PASSAGE TO READ —
========================

These contracts may expose the Partnership to the risk of financial loss in certain circumstances. Generally, the Partnership’s hedging arrangements provide protection on the hedged volumes if prices decline below the prices at which these hedges are set. If prices rise above the prices at which they have been hedged, the Partnership will receive less revenue on the hedged volumes than it would receive in the absence of hedges (other than with respect to purchased calls). For derivative instruments not designated as cash-flow hedges, these contracts are marked-to-market and recorded in revenues.

The Partnership accounts for the fair value of its financial assets and liabilities using a three-tier fair value hierarchy, which prioritizes the significant inputs used in measuring fair value. These tiers include: Level 1, defined as observable inputs such as quoted prices in active markets; Level 2, defined as inputs other than quoted prices in active markets that are either directly or indirectly observable; and Level 3, defined as unobservable inputs in which little or no market data exists, therefore requiring an entity to develop its own assumptions. The Partnership values its derivative contracts utilizing a discounted cash flow model for swaps and a standard option pricing model for options, based on inputs that are readily available in public markets. For the contracts that have inputs from quoted prices, the classification of these instruments is Level 2 within the fair value hierarchy. For those contracts which the Partnership is unable to obtain quoted prices for at least 90% of the full term of the commodity swap and options, the valuations are classified as Level 3 within the fair value hierarchy. See Note 15 of the “Consolidated Financial Statements” in this Quarterly Report for more information regarding classifications within the fair value hierarchy.

Interest Rate Risk

We are exposed to the risk of changes in interest rates, primarily as a result of variable rate borrowings under the TRC Credit Agreement. The Partnership is exposed to the risk of changes in interest rates, primarily as a result of variable rate borrowings under the TRP Revolver and its Securitization Facility. As of June 30, 2015, neither we nor the Partnership have any interest rate hedges. However, we or the Partnership may in the future enter into interest rate hedges intended to mitigate the impact of changes in interest rates on cash flows. To the extent that interest rates increase, interest expense for the TRC Credit Agreement, TRP Revolver and the Partnership’s securitization will also increase. As of June 30, 2015, the Partnership had $1,002.2 million in outstanding variable rate borrowings under the TRP Revolver and its Securitization Facility, and we had outstanding variable rate borrowings of $460.0 million under our revolving credit facility and $160.0 million under our term loan facility. A hypothetical change of 100 basis points in the interest rate of variable rate debt would impact the Partnership’s annual interest expense by $10.0 million and the TRC Non-Partnership annual interest expense by $5.8 million.

========================

Collected data entries:
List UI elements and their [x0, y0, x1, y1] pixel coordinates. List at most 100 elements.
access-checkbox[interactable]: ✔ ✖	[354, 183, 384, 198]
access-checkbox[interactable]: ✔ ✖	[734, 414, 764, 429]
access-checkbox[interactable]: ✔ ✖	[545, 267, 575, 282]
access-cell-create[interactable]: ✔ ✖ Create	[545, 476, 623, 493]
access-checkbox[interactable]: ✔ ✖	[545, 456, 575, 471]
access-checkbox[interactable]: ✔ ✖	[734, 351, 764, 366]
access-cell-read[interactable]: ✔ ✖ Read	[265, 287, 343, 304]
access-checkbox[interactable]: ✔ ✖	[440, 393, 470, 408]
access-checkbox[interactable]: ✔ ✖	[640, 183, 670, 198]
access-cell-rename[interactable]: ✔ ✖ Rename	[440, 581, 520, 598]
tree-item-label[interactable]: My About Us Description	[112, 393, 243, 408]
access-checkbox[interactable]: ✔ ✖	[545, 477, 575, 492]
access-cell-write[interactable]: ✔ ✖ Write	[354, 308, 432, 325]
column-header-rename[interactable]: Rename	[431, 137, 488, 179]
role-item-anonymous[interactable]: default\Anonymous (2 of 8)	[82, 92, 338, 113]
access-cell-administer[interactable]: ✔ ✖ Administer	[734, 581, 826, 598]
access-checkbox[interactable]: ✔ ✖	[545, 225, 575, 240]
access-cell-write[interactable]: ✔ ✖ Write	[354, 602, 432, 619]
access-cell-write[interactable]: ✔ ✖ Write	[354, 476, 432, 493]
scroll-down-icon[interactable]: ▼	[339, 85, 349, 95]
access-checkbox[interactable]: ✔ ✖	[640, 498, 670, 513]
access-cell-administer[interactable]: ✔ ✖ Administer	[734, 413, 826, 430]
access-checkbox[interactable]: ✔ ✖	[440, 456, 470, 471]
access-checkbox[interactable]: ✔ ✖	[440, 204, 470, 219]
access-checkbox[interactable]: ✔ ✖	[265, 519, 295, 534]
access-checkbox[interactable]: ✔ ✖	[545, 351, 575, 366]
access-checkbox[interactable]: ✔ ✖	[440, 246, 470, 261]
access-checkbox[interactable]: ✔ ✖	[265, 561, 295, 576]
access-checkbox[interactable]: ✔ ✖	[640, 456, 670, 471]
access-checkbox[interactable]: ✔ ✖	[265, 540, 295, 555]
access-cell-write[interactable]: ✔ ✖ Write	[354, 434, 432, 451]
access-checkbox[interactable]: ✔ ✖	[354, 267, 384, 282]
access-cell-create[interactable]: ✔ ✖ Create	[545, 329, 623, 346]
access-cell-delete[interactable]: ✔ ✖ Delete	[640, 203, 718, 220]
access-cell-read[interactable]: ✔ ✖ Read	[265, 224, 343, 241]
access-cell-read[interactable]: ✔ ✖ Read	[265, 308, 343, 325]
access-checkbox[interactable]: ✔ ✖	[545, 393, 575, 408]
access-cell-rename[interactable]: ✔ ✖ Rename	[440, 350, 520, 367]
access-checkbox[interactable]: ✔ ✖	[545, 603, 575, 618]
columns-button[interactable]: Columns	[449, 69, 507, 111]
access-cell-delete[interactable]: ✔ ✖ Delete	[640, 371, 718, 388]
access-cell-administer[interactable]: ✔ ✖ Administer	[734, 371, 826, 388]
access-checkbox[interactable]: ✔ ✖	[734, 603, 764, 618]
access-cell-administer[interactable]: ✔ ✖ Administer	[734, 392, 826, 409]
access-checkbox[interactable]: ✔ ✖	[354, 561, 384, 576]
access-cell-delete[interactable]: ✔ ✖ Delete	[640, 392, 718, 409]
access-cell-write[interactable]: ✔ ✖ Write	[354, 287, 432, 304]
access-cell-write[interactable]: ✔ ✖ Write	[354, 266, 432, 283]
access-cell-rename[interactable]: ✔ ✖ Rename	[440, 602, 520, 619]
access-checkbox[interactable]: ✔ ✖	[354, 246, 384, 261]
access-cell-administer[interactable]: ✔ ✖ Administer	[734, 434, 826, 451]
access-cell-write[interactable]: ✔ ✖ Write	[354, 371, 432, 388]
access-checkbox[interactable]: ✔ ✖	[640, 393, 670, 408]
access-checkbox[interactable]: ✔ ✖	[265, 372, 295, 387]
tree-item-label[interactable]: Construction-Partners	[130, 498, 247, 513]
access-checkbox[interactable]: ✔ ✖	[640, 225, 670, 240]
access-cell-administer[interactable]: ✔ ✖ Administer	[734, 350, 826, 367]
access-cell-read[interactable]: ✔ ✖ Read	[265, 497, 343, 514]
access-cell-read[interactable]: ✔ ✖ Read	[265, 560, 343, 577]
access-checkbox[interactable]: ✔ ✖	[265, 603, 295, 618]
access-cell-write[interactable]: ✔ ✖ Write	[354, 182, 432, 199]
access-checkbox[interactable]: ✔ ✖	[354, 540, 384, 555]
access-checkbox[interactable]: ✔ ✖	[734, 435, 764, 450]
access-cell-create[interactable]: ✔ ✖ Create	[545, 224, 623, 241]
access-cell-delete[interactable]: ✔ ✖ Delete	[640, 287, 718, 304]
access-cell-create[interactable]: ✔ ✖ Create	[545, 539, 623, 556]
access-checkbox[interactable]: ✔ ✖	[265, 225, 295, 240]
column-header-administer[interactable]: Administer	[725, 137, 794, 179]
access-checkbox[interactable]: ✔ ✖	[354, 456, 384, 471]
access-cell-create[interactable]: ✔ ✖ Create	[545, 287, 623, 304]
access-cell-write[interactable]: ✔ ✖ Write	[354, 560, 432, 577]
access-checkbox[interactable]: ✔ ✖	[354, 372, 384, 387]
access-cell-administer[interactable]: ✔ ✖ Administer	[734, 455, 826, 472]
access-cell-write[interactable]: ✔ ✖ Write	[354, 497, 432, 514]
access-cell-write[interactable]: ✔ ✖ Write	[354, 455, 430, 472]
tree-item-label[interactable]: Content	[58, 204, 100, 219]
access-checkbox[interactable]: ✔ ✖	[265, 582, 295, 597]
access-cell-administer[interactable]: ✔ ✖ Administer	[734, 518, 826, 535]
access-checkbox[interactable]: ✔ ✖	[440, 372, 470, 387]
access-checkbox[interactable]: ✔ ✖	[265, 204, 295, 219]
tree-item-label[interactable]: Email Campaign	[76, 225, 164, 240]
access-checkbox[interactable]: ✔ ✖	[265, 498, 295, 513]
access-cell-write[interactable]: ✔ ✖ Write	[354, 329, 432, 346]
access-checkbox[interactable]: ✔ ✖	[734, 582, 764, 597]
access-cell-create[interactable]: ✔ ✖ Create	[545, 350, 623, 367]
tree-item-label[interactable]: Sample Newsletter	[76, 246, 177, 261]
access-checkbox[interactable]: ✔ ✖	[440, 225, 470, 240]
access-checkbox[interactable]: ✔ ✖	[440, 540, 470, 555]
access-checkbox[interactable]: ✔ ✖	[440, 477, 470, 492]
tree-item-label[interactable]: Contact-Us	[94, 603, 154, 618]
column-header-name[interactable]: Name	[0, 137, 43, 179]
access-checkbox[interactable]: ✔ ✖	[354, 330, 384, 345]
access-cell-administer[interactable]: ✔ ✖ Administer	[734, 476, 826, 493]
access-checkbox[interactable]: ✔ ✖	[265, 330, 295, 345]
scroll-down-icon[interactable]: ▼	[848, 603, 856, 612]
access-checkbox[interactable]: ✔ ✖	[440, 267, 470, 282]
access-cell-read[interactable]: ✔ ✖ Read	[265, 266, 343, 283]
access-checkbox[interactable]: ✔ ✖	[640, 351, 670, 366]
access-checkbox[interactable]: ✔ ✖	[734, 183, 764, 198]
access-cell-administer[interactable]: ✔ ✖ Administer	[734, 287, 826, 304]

========================

DIRECTIVES —
#1 According to the passage on market risk, what amount of outstanding variable rate borrowings did the Partnership have under the TRP Revolver and its Securitization Facility as of June 30, 2015?
#2 Decide whether each statement agrees with the passage on market risk, and quote the words from it that settle each one.
(a) The Partnership uses a discounted cash flow model to value its swaps.
(b) As of June 30, 2015, the Partnership held interest rate hedges.
(c) A hypothetical 100 basis point change in the interest rate of variable rate debt would change the Partnership's annual interest expense by $5.8 million.
#3 Carry on the passage on market risk, starting after its final sentence.

THE ANSWERS —
#1 $1,002.2 million.

#2
(a) Yes: "The Partnership values its derivative contracts utilizing a discounted cash flow model for swaps."
(b) No: "As of June 30, 2015, neither we nor the Partnership have any interest rate hedges."
(c) No: "would impact the Partnership’s annual interest expense by $10.0 million."

#3
 
70

Counterparty Credit Risk

The Partnership is subject to risk of losses resulting from nonpayment or nonperformance by its counterparties. The credit exposure related to commodity derivative instruments is represented by the fair value of the asset position (i.e. the fair value of expected future receipts) at the reporting date. Should the creditworthiness of one or more of the counterparties decline, the Partnership’s ability to mitigate nonperformance risk is limited to a counterparty agreeing to either a voluntary termination and subsequent cash settlement or a novation of the derivative contract to a third party. In the event of a counterparty default, the Partnership may sustain a loss and its cash receipts could be negatively impacted. The Partnership has master netting provisions in the International Swap Dealers Association agreements with all of its derivative counterparties. These netting provisions allow the Partnership to net settle asset and liability positions with the same counterparties within the same Targa entity, and would reduce its maximum loss due to counterparty credit risk by $7.2 million as of June 30, 2015. The range of losses attributable to its individual counterparties would be between less than $0.1 million and $56.3 million, depending on the counterparty in default.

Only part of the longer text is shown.